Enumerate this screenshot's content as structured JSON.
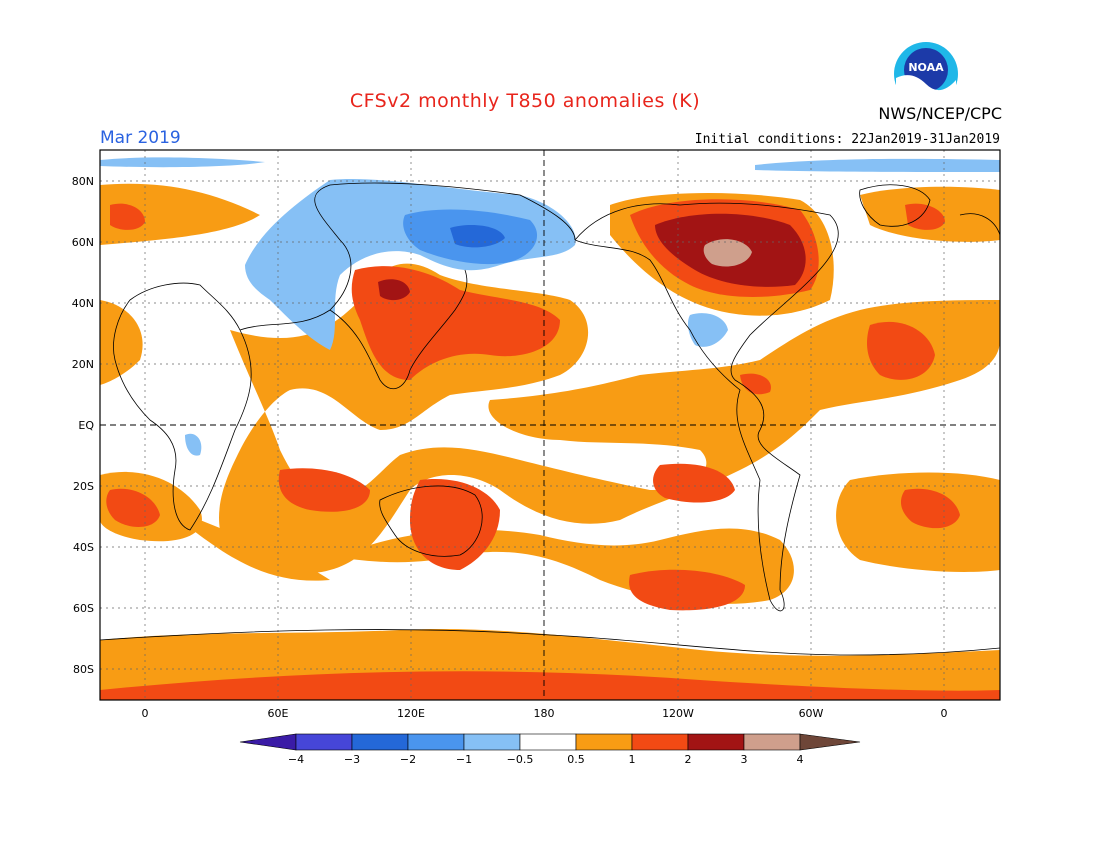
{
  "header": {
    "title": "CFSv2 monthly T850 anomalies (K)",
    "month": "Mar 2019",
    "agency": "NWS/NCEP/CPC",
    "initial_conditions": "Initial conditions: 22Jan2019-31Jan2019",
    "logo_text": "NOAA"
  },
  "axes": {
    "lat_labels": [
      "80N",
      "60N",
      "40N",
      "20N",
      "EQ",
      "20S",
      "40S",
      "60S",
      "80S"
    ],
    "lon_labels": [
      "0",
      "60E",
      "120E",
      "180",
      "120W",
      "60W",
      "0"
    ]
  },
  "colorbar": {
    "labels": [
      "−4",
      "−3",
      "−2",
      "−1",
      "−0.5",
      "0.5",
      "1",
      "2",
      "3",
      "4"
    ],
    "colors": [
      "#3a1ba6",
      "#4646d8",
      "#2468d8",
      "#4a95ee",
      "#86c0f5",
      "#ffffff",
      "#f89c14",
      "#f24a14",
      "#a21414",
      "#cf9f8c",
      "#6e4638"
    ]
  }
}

—————

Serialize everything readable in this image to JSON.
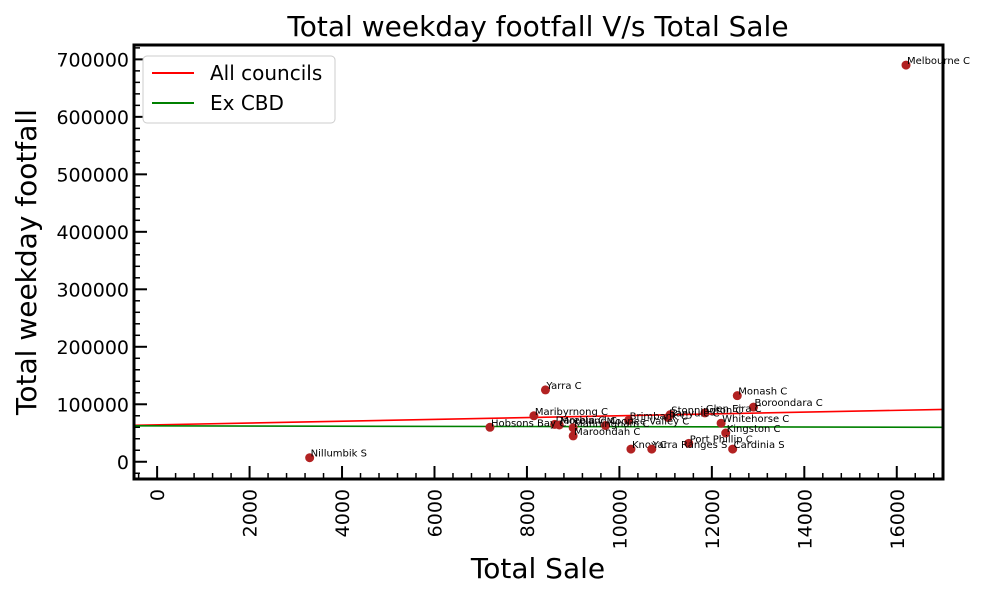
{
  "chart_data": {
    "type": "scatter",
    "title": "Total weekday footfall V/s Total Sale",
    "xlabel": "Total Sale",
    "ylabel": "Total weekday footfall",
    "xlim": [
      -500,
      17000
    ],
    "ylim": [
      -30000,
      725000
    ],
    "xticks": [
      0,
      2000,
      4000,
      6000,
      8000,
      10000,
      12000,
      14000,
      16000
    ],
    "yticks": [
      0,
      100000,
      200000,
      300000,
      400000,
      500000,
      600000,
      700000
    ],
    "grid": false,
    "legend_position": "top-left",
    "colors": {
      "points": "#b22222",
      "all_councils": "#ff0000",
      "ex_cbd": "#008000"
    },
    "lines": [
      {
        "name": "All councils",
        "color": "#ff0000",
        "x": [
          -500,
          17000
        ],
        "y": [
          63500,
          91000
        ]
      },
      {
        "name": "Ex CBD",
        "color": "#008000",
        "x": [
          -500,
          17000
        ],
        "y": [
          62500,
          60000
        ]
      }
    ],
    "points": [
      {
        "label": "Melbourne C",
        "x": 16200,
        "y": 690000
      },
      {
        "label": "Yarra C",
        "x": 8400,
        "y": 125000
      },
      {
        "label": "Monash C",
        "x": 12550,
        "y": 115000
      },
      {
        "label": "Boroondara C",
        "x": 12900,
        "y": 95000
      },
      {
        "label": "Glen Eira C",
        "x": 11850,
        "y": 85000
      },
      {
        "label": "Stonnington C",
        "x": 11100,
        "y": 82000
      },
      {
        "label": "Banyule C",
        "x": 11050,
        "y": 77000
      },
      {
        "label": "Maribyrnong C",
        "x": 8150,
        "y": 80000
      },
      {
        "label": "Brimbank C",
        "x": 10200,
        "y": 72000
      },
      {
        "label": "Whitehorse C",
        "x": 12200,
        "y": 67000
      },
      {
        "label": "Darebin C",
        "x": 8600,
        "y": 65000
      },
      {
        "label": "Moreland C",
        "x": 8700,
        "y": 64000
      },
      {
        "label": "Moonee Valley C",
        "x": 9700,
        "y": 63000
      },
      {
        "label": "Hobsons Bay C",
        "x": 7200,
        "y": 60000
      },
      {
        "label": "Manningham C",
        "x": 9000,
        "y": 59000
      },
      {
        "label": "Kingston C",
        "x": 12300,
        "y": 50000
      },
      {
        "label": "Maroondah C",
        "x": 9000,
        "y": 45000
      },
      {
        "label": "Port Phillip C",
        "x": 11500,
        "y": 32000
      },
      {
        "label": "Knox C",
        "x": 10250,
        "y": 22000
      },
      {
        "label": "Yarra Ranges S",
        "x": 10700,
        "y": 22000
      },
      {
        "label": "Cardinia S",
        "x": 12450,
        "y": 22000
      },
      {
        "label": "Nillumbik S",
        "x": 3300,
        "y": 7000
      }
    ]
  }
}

—————

* **Your instructions**
Copy every line above that holds the word "Sale".

* **Task output**
    "title": "Total weekday footfall V/s Total Sale",
    "xlabel": "Total Sale",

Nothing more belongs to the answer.